## [Prompt]
Check each line of the material below for the string "current", then report how many lines have it, and nothing else.
-=-=-=-=-
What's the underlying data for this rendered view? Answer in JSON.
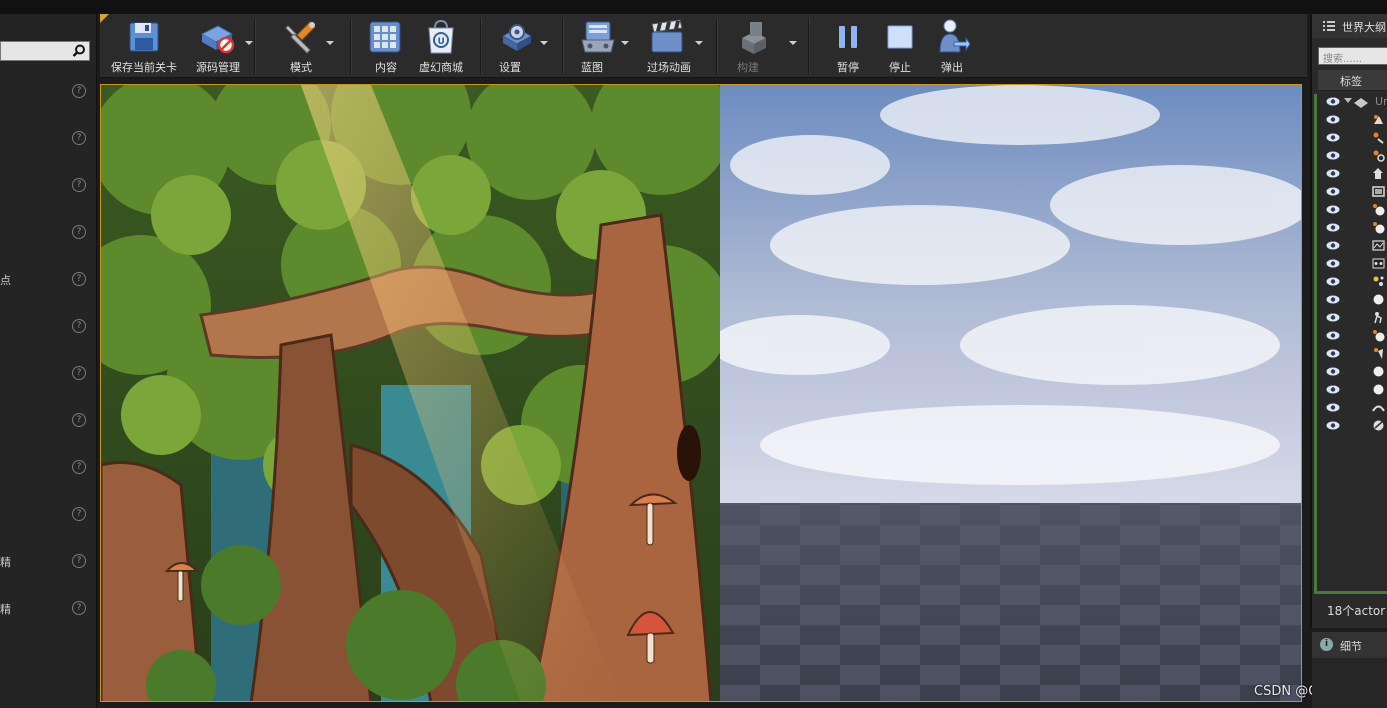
{
  "left_panel": {
    "search": {
      "placeholder": ""
    },
    "rows": [
      {
        "label": ""
      },
      {
        "label": ""
      },
      {
        "label": ""
      },
      {
        "label": ""
      },
      {
        "label": "点"
      },
      {
        "label": ""
      },
      {
        "label": ""
      },
      {
        "label": ""
      },
      {
        "label": ""
      },
      {
        "label": ""
      },
      {
        "label": "精"
      },
      {
        "label": "精"
      }
    ]
  },
  "toolbar": {
    "save_level": "保存当前关卡",
    "source_control": "源码管理",
    "modes": "模式",
    "content": "内容",
    "marketplace": "虚幻商城",
    "settings": "设置",
    "blueprints": "蓝图",
    "cinematics": "过场动画",
    "build": "构建",
    "pause": "暂停",
    "stop": "停止",
    "eject": "弹出"
  },
  "outliner": {
    "title": "世界大纲",
    "search_placeholder": "搜索......",
    "column_label": "标签",
    "root_label": "Un",
    "actor_count": "18个actor"
  },
  "details": {
    "title": "细节"
  },
  "watermark": "CSDN @Chocccllin",
  "colors": {
    "accent": "#c8961e",
    "panel": "#2b2b2b",
    "outliner_frame": "#4a7a3a"
  }
}
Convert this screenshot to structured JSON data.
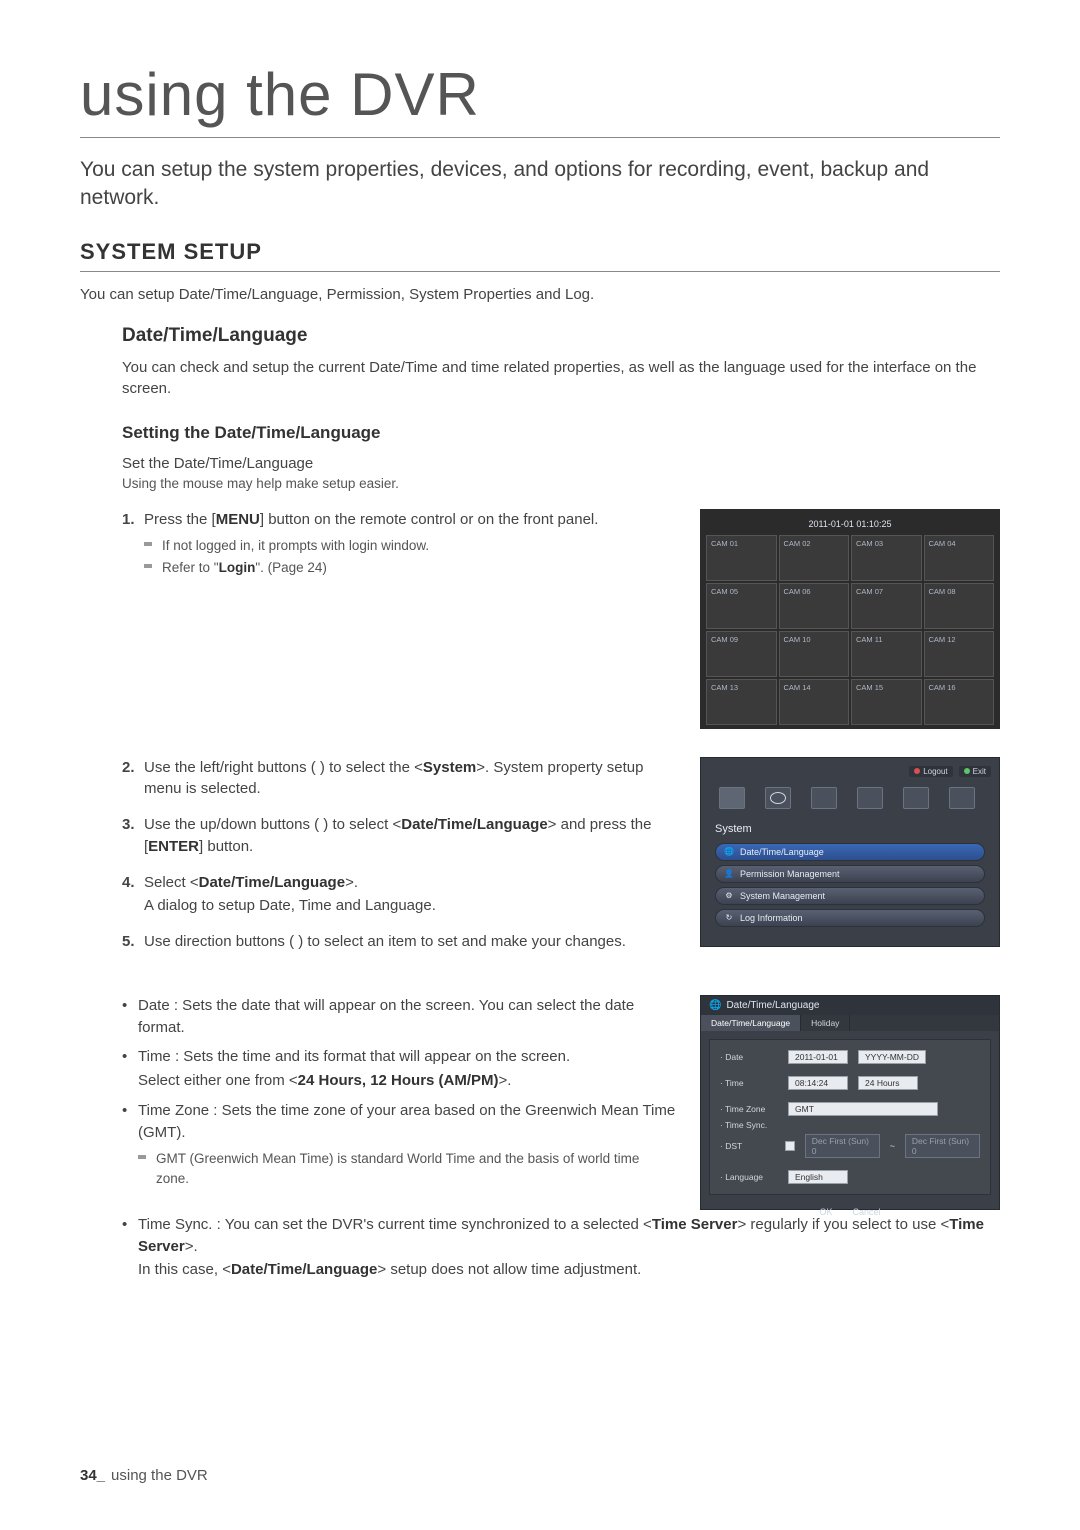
{
  "page": {
    "title": "using the DVR",
    "intro": "You can setup the system properties, devices, and options for recording, event, backup and network.",
    "footer": {
      "page_num": "34_",
      "label": "using the DVR"
    }
  },
  "system_setup": {
    "heading": "SYSTEM SETUP",
    "desc": "You can setup Date/Time/Language, Permission, System Properties and Log."
  },
  "dtl": {
    "heading": "Date/Time/Language",
    "desc": "You can check and setup the current Date/Time and time related properties, as well as the language used for the interface on the screen."
  },
  "setting": {
    "heading": "Setting the Date/Time/Language",
    "line1": "Set the Date/Time/Language",
    "line2": "Using the mouse may help make setup easier.",
    "steps": [
      {
        "num": "1.",
        "text_a": "Press the [",
        "bold_a": "MENU",
        "text_b": "] button on the remote control or on the front panel.",
        "sub_a": "If not logged in, it prompts with login window.",
        "sub_b_a": "Refer to \"",
        "sub_b_bold": "Login",
        "sub_b_b": "\". (Page 24)"
      },
      {
        "num": "2.",
        "text_a": "Use the left/right buttons (      ) to select the <",
        "bold_a": "System",
        "text_b": ">. System property setup menu is selected."
      },
      {
        "num": "3.",
        "text_a": "Use the up/down buttons (      ) to select <",
        "bold_a": "Date/Time/Language",
        "text_b": "> and press the [",
        "bold_b": "ENTER",
        "text_c": "] button."
      },
      {
        "num": "4.",
        "text_a": "Select <",
        "bold_a": "Date/Time/Language",
        "text_b": ">.",
        "tail": "A dialog to setup Date, Time and Language."
      },
      {
        "num": "5.",
        "text_a": "Use direction buttons (            ) to select an item to set and make your changes."
      }
    ],
    "bullets": [
      {
        "text": "Date : Sets the date that will appear on the screen. You can select the date format."
      },
      {
        "text": "Time : Sets the time and its format that will appear on the screen.",
        "tail_a": "Select either one from <",
        "tail_bold": "24 Hours, 12 Hours (AM/PM)",
        "tail_b": ">."
      },
      {
        "text": "Time Zone : Sets the time zone of your area based on the Greenwich Mean Time (GMT).",
        "sub": "GMT (Greenwich Mean Time) is standard World Time and the basis of world time zone."
      },
      {
        "text_a": "Time Sync. : You can set the DVR's current time synchronized to a selected <",
        "bold_a": "Time Server",
        "text_b": "> regularly if you select to use <",
        "bold_b": "Time Server",
        "text_c": ">.",
        "tail_a": "In this case, <",
        "tail_bold": "Date/Time/Language",
        "tail_b": "> setup does not allow time adjustment."
      }
    ]
  },
  "dvr_grid": {
    "timestamp": "2011-01-01 01:10:25",
    "cams": [
      "CAM 01",
      "CAM 02",
      "CAM 03",
      "CAM 04",
      "CAM 05",
      "CAM 06",
      "CAM 07",
      "CAM 08",
      "CAM 09",
      "CAM 10",
      "CAM 11",
      "CAM 12",
      "CAM 13",
      "CAM 14",
      "CAM 15",
      "CAM 16"
    ]
  },
  "sys_menu": {
    "logout": "Logout",
    "exit": "Exit",
    "heading": "System",
    "items": [
      {
        "icon": "🌐",
        "label": "Date/Time/Language"
      },
      {
        "icon": "👤",
        "label": "Permission Management"
      },
      {
        "icon": "⚙",
        "label": "System Management"
      },
      {
        "icon": "↻",
        "label": "Log Information"
      }
    ]
  },
  "dt_dialog": {
    "title": "Date/Time/Language",
    "tabs": {
      "active": "Date/Time/Language",
      "other": "Holiday"
    },
    "rows": {
      "date": {
        "label": "Date",
        "value": "2011-01-01",
        "format": "YYYY-MM-DD"
      },
      "time": {
        "label": "Time",
        "value": "08:14:24",
        "format": "24 Hours"
      },
      "tz": {
        "label": "Time Zone",
        "value": "GMT"
      },
      "sync": {
        "label": "Time Sync."
      },
      "dst": {
        "label": "DST",
        "from": "Dec First (Sun) 0",
        "to": "Dec First (Sun) 0"
      },
      "lang": {
        "label": "Language",
        "value": "English"
      }
    },
    "buttons": {
      "ok": "OK",
      "cancel": "Cancel"
    }
  }
}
-=-=-=-=-
## [Final answer]
2